• Directions:
Answer with a number only: how many lines of the data contain "screenshot"?
^^^^^^^^
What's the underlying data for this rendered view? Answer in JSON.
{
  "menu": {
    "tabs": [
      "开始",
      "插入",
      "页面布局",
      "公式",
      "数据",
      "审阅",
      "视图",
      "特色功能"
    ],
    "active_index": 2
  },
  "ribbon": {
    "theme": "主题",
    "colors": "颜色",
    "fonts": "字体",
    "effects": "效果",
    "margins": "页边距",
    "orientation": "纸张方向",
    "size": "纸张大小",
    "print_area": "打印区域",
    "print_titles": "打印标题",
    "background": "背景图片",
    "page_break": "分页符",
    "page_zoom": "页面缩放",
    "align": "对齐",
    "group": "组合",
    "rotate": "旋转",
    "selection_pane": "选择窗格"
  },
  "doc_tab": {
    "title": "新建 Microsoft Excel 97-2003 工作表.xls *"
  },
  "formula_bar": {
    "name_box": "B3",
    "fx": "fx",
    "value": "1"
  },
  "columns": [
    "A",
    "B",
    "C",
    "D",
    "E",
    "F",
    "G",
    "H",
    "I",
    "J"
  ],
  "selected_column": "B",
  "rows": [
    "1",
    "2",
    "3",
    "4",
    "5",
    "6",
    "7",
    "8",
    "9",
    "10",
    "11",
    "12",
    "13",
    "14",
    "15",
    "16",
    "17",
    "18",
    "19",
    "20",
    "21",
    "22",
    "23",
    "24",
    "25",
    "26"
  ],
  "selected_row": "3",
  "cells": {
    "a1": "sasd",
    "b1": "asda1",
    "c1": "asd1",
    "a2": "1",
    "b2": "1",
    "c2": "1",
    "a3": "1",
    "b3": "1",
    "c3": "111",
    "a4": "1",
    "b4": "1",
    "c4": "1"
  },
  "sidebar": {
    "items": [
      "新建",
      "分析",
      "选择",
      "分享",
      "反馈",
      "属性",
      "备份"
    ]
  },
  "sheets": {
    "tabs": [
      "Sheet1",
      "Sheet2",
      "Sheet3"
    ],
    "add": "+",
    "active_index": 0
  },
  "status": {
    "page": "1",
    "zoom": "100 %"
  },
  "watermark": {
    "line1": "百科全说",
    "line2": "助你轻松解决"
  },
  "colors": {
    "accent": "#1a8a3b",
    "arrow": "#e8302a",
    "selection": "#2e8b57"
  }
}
^^^^^^^^
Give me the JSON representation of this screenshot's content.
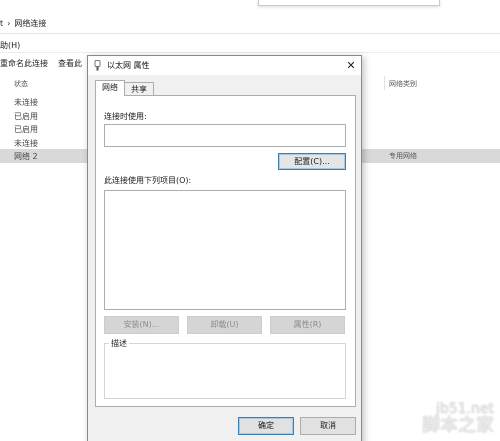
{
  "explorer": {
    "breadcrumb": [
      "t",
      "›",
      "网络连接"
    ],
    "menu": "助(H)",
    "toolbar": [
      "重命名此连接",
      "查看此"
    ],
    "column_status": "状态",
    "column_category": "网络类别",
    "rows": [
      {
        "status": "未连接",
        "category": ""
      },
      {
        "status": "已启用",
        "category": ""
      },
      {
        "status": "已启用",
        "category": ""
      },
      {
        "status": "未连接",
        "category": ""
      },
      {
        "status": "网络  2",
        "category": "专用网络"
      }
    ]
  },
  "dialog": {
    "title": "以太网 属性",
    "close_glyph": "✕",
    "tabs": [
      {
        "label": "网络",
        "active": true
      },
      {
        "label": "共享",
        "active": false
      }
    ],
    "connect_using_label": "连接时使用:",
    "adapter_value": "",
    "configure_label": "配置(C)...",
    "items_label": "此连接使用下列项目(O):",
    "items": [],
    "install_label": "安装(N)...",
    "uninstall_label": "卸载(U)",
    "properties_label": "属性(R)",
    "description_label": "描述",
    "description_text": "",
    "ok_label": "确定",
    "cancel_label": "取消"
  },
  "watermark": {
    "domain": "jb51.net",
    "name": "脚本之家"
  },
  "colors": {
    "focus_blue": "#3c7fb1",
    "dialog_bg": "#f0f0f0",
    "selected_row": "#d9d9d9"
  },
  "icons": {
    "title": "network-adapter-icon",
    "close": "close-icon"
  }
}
^^^^^^^^
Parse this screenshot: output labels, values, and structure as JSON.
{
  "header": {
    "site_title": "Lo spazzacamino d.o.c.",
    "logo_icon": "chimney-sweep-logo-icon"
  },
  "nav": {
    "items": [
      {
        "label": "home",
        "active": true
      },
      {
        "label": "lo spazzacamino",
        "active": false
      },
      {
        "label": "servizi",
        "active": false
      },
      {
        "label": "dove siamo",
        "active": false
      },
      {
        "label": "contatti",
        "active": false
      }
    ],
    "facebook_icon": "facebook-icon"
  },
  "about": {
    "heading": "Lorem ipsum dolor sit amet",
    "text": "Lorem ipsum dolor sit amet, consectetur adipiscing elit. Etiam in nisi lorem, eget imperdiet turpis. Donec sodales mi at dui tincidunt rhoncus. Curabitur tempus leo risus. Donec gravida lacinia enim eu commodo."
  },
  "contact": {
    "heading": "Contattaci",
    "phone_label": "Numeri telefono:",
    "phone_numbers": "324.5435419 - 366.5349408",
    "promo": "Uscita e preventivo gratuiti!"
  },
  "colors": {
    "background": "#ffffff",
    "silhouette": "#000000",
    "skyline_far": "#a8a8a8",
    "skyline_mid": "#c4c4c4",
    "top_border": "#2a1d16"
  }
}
^^^^^^^^
• Response:
2